▶ **DIRECTIONS**
Print all of the data exactly as written.

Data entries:
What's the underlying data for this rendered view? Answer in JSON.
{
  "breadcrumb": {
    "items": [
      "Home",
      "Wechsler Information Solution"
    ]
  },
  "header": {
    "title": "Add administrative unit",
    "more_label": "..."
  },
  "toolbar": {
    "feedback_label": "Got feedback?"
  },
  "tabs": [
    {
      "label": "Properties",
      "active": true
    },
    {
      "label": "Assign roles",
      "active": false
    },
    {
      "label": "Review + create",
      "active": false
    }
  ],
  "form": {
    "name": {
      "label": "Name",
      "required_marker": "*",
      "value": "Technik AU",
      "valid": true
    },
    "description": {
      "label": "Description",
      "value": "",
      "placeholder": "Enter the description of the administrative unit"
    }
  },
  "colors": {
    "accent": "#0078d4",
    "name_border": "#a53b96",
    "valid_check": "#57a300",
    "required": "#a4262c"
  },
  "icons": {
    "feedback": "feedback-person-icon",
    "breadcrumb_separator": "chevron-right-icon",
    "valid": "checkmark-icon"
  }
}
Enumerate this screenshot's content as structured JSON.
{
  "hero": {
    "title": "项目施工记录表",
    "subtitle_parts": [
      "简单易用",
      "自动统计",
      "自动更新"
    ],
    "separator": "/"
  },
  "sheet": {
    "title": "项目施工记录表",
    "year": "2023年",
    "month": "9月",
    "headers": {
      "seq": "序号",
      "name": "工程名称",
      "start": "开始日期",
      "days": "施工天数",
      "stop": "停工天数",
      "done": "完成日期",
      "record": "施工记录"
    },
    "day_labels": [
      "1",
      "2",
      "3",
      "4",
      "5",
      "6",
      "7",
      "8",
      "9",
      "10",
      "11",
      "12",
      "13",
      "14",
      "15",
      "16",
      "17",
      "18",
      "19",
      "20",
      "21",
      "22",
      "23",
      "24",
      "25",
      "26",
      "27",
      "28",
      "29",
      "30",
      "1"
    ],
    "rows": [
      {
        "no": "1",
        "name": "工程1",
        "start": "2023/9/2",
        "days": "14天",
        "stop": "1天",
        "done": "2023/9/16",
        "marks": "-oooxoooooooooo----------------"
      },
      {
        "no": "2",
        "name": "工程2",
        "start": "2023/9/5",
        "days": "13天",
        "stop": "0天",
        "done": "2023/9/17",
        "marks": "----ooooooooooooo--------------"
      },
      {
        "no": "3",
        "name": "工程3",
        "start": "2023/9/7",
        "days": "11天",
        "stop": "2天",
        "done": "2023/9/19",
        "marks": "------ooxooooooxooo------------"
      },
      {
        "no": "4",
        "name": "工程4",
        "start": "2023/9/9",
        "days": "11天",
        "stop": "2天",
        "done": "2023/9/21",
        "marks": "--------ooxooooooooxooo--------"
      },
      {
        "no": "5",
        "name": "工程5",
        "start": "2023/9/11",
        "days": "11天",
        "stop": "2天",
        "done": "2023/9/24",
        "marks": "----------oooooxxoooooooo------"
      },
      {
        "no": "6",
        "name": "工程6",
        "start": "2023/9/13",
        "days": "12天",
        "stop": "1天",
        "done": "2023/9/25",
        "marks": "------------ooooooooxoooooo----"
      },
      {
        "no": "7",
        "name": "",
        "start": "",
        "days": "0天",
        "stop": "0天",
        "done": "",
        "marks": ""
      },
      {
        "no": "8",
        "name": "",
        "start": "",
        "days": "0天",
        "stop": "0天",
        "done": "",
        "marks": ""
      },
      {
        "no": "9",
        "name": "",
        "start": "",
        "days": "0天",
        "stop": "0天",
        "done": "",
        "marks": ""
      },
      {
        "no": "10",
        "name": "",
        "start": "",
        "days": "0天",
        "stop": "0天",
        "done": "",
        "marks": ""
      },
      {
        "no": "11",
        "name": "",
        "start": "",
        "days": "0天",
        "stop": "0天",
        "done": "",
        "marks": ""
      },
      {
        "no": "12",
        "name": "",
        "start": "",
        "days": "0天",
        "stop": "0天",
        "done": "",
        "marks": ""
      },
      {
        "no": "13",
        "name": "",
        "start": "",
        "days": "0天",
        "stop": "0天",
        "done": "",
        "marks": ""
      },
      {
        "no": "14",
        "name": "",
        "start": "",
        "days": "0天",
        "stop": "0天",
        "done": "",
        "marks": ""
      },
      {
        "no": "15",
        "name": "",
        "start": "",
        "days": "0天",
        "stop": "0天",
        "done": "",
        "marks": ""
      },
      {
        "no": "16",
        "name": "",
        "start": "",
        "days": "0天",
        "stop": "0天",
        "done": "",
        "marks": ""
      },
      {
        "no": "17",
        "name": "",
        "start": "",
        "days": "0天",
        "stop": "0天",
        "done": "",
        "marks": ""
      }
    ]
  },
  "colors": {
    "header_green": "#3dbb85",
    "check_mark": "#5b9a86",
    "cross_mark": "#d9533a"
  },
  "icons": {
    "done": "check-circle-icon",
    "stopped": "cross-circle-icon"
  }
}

▶ **SOLUTION FOR THIS EXERCISE**
What's the underlying data for this rendered view? Answer in JSON.
{
  "breadcrumb": {
    "items": [
      "Home",
      "Wechsler Information Solution"
    ]
  },
  "header": {
    "title": "Add administrative unit",
    "more_label": "..."
  },
  "toolbar": {
    "feedback_label": "Got feedback?"
  },
  "tabs": [
    {
      "label": "Properties",
      "active": true
    },
    {
      "label": "Assign roles",
      "active": false
    },
    {
      "label": "Review + create",
      "active": false
    }
  ],
  "form": {
    "name": {
      "label": "Name",
      "required_marker": "*",
      "value": "Technik AU",
      "valid": true
    },
    "description": {
      "label": "Description",
      "value": "",
      "placeholder": "Enter the description of the administrative unit"
    }
  },
  "colors": {
    "accent": "#0078d4",
    "name_border": "#a53b96",
    "valid_check": "#57a300",
    "required": "#a4262c"
  },
  "icons": {
    "feedback": "feedback-person-icon",
    "breadcrumb_separator": "chevron-right-icon",
    "valid": "checkmark-icon"
  }
}
Enumerate this screenshot's content as structured JSON.
{
  "hero": {
    "title": "项目施工记录表",
    "subtitle_parts": [
      "简单易用",
      "自动统计",
      "自动更新"
    ],
    "separator": "/"
  },
  "sheet": {
    "title": "项目施工记录表",
    "year": "2023年",
    "month": "9月",
    "headers": {
      "seq": "序号",
      "name": "工程名称",
      "start": "开始日期",
      "days": "施工天数",
      "stop": "停工天数",
      "done": "完成日期",
      "record": "施工记录"
    },
    "day_labels": [
      "1",
      "2",
      "3",
      "4",
      "5",
      "6",
      "7",
      "8",
      "9",
      "10",
      "11",
      "12",
      "13",
      "14",
      "15",
      "16",
      "17",
      "18",
      "19",
      "20",
      "21",
      "22",
      "23",
      "24",
      "25",
      "26",
      "27",
      "28",
      "29",
      "30",
      "1"
    ],
    "rows": [
      {
        "no": "1",
        "name": "工程1",
        "start": "2023/9/2",
        "days": "14天",
        "stop": "1天",
        "done": "2023/9/16",
        "marks": "-oooxoooooooooo----------------"
      },
      {
        "no": "2",
        "name": "工程2",
        "start": "2023/9/5",
        "days": "13天",
        "stop": "0天",
        "done": "2023/9/17",
        "marks": "----ooooooooooooo--------------"
      },
      {
        "no": "3",
        "name": "工程3",
        "start": "2023/9/7",
        "days": "11天",
        "stop": "2天",
        "done": "2023/9/19",
        "marks": "------ooxooooooxooo------------"
      },
      {
        "no": "4",
        "name": "工程4",
        "start": "2023/9/9",
        "days": "11天",
        "stop": "2天",
        "done": "2023/9/21",
        "marks": "--------ooxooooooooxooo--------"
      },
      {
        "no": "5",
        "name": "工程5",
        "start": "2023/9/11",
        "days": "11天",
        "stop": "2天",
        "done": "2023/9/24",
        "marks": "----------oooooxxoooooooo------"
      },
      {
        "no": "6",
        "name": "工程6",
        "start": "2023/9/13",
        "days": "12天",
        "stop": "1天",
        "done": "2023/9/25",
        "marks": "------------ooooooooxoooooo----"
      },
      {
        "no": "7",
        "name": "",
        "start": "",
        "days": "0天",
        "stop": "0天",
        "done": "",
        "marks": ""
      },
      {
        "no": "8",
        "name": "",
        "start": "",
        "days": "0天",
        "stop": "0天",
        "done": "",
        "marks": ""
      },
      {
        "no": "9",
        "name": "",
        "start": "",
        "days": "0天",
        "stop": "0天",
        "done": "",
        "marks": ""
      },
      {
        "no": "10",
        "name": "",
        "start": "",
        "days": "0天",
        "stop": "0天",
        "done": "",
        "marks": ""
      },
      {
        "no": "11",
        "name": "",
        "start": "",
        "days": "0天",
        "stop": "0天",
        "done": "",
        "marks": ""
      },
      {
        "no": "12",
        "name": "",
        "start": "",
        "days": "0天",
        "stop": "0天",
        "done": "",
        "marks": ""
      },
      {
        "no": "13",
        "name": "",
        "start": "",
        "days": "0天",
        "stop": "0天",
        "done": "",
        "marks": ""
      },
      {
        "no": "14",
        "name": "",
        "start": "",
        "days": "0天",
        "stop": "0天",
        "done": "",
        "marks": ""
      },
      {
        "no": "15",
        "name": "",
        "start": "",
        "days": "0天",
        "stop": "0天",
        "done": "",
        "marks": ""
      },
      {
        "no": "16",
        "name": "",
        "start": "",
        "days": "0天",
        "stop": "0天",
        "done": "",
        "marks": ""
      },
      {
        "no": "17",
        "name": "",
        "start": "",
        "days": "0天",
        "stop": "0天",
        "done": "",
        "marks": ""
      }
    ]
  },
  "colors": {
    "header_green": "#3dbb85",
    "check_mark": "#5b9a86",
    "cross_mark": "#d9533a"
  },
  "icons": {
    "done": "check-circle-icon",
    "stopped": "cross-circle-icon"
  }
}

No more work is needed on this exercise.